What this task involves: Reproduce the listing verbatim from its first line through the line containing "footer-prefix: 第 (549, 1621, 569, 1643)", inclusive.

Data for this task:
---*---

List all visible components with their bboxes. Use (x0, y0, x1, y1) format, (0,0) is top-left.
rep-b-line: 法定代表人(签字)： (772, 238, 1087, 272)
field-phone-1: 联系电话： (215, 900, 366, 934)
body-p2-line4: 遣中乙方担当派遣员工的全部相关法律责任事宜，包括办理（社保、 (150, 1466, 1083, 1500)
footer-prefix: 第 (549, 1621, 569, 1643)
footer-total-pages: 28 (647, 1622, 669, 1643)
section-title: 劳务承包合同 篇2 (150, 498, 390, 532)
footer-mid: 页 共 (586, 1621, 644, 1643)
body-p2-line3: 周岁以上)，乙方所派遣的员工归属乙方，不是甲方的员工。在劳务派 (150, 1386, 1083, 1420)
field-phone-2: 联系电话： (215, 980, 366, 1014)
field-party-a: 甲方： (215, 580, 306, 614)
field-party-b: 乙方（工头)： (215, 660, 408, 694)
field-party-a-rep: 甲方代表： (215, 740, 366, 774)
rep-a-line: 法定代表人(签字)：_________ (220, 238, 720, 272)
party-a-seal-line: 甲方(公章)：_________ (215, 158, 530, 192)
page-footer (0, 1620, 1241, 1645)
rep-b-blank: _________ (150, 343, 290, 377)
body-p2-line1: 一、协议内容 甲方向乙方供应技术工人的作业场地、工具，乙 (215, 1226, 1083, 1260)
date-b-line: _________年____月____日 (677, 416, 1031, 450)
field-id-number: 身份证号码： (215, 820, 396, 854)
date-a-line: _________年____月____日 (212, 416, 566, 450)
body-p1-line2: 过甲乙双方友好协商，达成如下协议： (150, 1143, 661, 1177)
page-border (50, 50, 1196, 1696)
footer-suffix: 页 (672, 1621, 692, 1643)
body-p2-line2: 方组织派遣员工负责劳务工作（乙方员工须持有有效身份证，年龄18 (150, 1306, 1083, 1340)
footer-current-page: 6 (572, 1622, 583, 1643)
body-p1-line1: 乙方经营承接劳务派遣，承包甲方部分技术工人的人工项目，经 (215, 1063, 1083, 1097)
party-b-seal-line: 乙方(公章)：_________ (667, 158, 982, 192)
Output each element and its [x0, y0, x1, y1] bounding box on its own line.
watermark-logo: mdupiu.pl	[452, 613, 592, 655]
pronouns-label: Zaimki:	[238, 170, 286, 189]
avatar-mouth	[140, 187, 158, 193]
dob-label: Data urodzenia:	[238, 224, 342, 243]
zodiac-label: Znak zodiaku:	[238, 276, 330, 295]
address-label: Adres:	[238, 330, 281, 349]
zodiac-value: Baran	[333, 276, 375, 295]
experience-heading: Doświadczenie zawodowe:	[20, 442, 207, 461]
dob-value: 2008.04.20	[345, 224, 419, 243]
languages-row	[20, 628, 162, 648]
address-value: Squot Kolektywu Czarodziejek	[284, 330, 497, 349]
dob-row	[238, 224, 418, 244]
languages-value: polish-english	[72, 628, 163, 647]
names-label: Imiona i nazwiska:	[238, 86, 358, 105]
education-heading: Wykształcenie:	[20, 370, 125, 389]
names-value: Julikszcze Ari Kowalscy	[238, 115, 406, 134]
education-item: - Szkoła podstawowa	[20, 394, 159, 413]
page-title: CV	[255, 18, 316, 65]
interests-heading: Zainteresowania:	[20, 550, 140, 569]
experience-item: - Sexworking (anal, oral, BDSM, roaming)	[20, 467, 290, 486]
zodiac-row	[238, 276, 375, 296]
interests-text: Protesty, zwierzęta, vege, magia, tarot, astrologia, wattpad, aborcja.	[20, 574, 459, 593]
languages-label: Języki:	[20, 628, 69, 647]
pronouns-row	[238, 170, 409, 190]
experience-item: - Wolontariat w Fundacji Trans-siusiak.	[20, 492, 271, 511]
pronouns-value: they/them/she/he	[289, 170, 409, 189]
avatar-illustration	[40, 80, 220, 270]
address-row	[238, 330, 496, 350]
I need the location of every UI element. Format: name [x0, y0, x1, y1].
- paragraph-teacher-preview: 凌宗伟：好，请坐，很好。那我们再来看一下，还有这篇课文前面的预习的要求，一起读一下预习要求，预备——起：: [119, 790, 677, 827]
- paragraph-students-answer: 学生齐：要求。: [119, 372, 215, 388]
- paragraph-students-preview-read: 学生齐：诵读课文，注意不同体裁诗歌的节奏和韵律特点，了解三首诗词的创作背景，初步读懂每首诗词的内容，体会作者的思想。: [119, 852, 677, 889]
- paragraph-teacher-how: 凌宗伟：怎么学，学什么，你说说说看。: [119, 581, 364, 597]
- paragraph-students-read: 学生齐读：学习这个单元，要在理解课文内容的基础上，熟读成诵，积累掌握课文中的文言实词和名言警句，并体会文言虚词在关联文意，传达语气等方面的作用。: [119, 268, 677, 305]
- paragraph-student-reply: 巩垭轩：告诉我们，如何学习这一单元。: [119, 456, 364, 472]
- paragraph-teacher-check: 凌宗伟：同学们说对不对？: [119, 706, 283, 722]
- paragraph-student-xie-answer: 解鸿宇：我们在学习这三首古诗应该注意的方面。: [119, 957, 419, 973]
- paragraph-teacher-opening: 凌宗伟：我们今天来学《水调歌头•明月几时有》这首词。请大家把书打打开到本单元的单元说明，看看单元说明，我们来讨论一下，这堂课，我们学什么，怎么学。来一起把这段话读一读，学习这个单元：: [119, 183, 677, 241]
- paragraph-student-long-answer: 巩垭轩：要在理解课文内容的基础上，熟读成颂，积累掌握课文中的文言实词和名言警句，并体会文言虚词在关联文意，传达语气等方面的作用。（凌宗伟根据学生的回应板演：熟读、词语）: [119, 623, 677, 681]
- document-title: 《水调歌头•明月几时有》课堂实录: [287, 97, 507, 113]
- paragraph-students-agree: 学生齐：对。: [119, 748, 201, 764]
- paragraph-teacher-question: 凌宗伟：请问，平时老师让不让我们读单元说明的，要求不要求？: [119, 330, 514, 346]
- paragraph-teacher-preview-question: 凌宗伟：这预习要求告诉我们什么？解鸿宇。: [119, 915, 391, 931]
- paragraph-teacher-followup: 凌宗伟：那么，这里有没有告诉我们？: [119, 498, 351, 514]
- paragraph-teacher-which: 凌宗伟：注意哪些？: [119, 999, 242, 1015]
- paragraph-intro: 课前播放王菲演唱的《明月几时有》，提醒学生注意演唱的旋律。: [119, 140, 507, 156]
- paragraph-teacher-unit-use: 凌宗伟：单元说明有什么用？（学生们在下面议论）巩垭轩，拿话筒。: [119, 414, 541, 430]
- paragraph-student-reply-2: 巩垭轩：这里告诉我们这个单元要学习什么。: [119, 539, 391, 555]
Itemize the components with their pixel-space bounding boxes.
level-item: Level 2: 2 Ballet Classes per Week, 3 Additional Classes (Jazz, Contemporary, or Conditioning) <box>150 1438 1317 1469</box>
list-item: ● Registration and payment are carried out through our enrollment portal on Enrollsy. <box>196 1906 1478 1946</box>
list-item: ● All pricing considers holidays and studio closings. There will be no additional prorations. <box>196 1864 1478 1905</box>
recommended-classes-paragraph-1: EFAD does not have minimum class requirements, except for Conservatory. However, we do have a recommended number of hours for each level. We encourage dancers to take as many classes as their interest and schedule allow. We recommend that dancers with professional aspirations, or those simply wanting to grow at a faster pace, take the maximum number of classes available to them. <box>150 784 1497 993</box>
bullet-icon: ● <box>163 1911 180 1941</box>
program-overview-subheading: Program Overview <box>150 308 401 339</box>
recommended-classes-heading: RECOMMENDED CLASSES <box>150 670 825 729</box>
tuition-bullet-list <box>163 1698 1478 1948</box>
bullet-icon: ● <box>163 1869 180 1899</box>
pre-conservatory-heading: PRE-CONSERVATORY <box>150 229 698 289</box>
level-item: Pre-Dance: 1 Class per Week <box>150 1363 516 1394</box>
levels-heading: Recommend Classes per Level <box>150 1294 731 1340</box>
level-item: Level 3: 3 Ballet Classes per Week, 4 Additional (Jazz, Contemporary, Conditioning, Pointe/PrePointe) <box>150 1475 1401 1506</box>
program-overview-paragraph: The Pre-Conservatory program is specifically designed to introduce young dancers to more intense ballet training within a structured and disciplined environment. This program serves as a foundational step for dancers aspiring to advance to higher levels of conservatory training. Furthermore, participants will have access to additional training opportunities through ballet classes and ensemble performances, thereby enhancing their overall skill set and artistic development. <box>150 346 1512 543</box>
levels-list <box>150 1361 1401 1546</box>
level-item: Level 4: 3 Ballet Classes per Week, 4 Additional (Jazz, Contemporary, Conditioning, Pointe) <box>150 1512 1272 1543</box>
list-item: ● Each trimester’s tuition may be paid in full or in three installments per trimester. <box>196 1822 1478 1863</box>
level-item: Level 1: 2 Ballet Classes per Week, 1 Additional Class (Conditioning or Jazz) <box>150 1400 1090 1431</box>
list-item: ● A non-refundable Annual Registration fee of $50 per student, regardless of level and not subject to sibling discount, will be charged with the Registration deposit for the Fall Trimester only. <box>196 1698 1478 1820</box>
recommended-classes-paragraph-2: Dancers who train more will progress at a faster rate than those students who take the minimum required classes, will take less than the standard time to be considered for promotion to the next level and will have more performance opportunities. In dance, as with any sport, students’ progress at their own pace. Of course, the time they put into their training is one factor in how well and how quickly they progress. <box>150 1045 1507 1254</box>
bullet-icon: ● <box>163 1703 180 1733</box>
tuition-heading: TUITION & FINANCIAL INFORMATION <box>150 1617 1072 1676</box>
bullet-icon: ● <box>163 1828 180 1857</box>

---*---

Solution to this exercise:
List all visible components with their bboxes. Use (x0, y0, x1, y1) format, (0,0) is top-left.
rep-b-line: 法定代表人(签字)： (772, 238, 1087, 272)
field-phone-1: 联系电话： (215, 900, 366, 934)
body-p2-line4: 遣中乙方担当派遣员工的全部相关法律责任事宜，包括办理（社保、 (150, 1466, 1083, 1500)
footer-prefix: 第 (549, 1621, 569, 1643)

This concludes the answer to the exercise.